Data entries:
□ □ □

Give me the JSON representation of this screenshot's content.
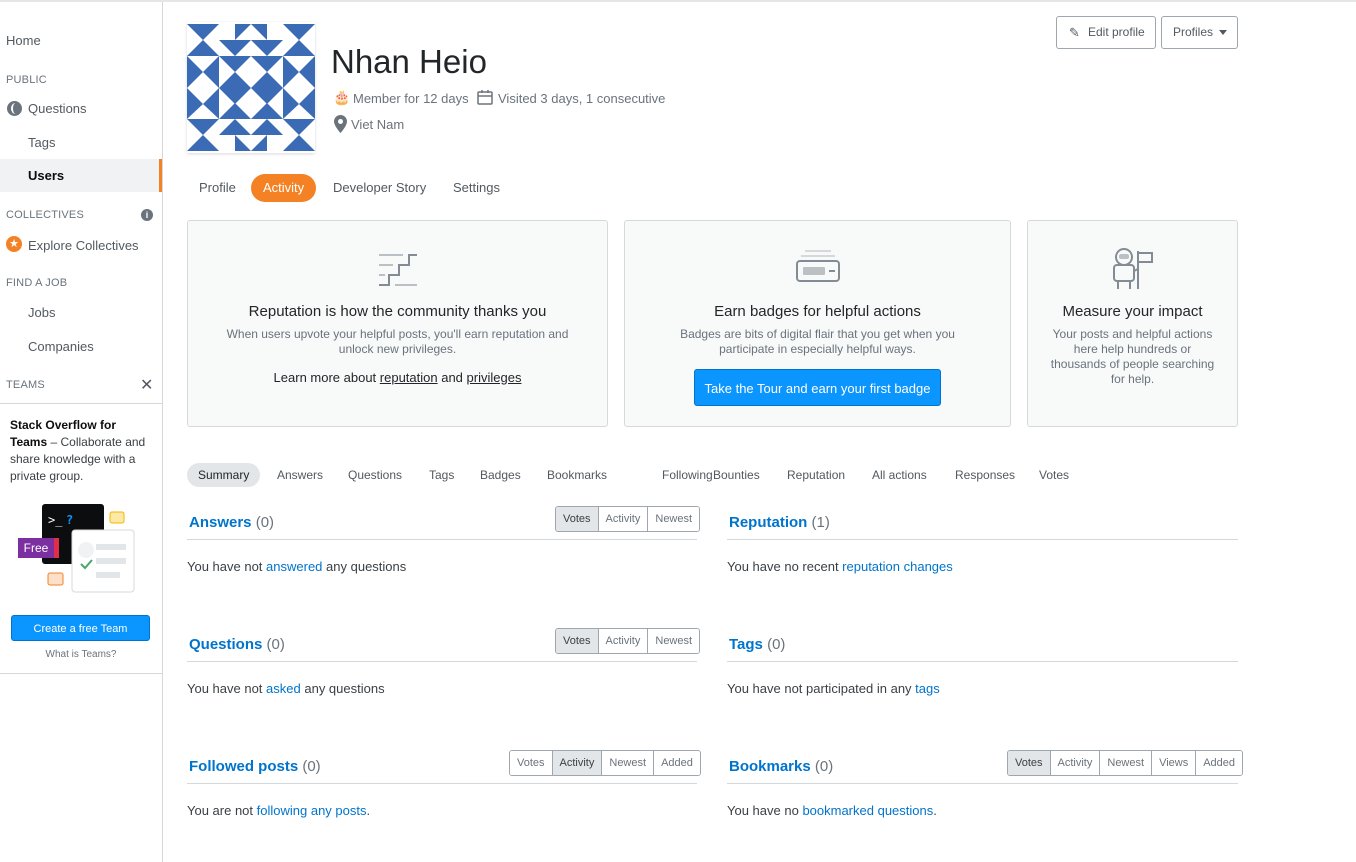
{
  "sidebar": {
    "home": "Home",
    "public_head": "PUBLIC",
    "questions": "Questions",
    "tags": "Tags",
    "users": "Users",
    "collectives_head": "COLLECTIVES",
    "explore_collectives": "Explore Collectives",
    "find_job_head": "FIND A JOB",
    "jobs": "Jobs",
    "companies": "Companies",
    "teams_head": "TEAMS",
    "teams_title": "Stack Overflow for Teams",
    "teams_desc": " – Collaborate and share knowledge with a private group.",
    "free_badge": "Free",
    "create_team": "Create a free Team",
    "what_is_teams": "What is Teams?"
  },
  "profile": {
    "name": "Nhan Heio",
    "member_for": "Member for 12 days",
    "visited": "Visited 3 days, 1 consecutive",
    "location": "Viet Nam",
    "edit_profile": "Edit profile",
    "profiles": "Profiles"
  },
  "tabs": [
    "Profile",
    "Activity",
    "Developer Story",
    "Settings"
  ],
  "cards": {
    "reputation": {
      "title": "Reputation is how the community thanks you",
      "desc": "When users upvote your helpful posts, you'll earn reputation and unlock new privileges.",
      "link_prefix": "Learn more about ",
      "link_reputation": "reputation",
      "link_and": " and ",
      "link_privileges": "privileges"
    },
    "badges": {
      "title": "Earn badges for helpful actions",
      "desc": "Badges are bits of digital flair that you get when you participate in especially helpful ways.",
      "button": "Take the Tour and earn your first badge"
    },
    "impact": {
      "title": "Measure your impact",
      "desc": "Your posts and helpful actions here help hundreds or thousands of people searching for help."
    }
  },
  "subtabs": [
    "Summary",
    "Answers",
    "Questions",
    "Tags",
    "Badges",
    "Bookmarks",
    "Following",
    "Bounties",
    "Reputation",
    "All actions",
    "Responses",
    "Votes"
  ],
  "sections": {
    "answers": {
      "title": "Answers",
      "count": "(0)",
      "filters": [
        "Votes",
        "Activity",
        "Newest"
      ],
      "active": "Votes",
      "text": "You have not ",
      "link": "answered",
      "text2": " any questions"
    },
    "reputation": {
      "title": "Reputation",
      "count": "(1)",
      "text": "You have no recent ",
      "link": "reputation changes",
      "text2": ""
    },
    "questions": {
      "title": "Questions",
      "count": "(0)",
      "filters": [
        "Votes",
        "Activity",
        "Newest"
      ],
      "active": "Votes",
      "text": "You have not ",
      "link": "asked",
      "text2": " any questions"
    },
    "tags": {
      "title": "Tags",
      "count": "(0)",
      "text": "You have not participated in any ",
      "link": "tags",
      "text2": ""
    },
    "followed": {
      "title": "Followed posts",
      "count": "(0)",
      "filters": [
        "Votes",
        "Activity",
        "Newest",
        "Added"
      ],
      "active": "Activity",
      "text": "You are not ",
      "link": "following any posts",
      "text2": "."
    },
    "bookmarks": {
      "title": "Bookmarks",
      "count": "(0)",
      "filters": [
        "Votes",
        "Activity",
        "Newest",
        "Views",
        "Added"
      ],
      "active": "Votes",
      "text": "You have no ",
      "link": "bookmarked questions",
      "text2": "."
    }
  },
  "colors": {
    "accent": "#f48225",
    "link": "#0074cc",
    "button": "#0a95ff",
    "avatar": "#3b6bb5"
  }
}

□ □ □

TO BE DONE: Above are some records. Count the lines among them with the word "posts", and answer with the number only.

COMPLETE ANSWER: 4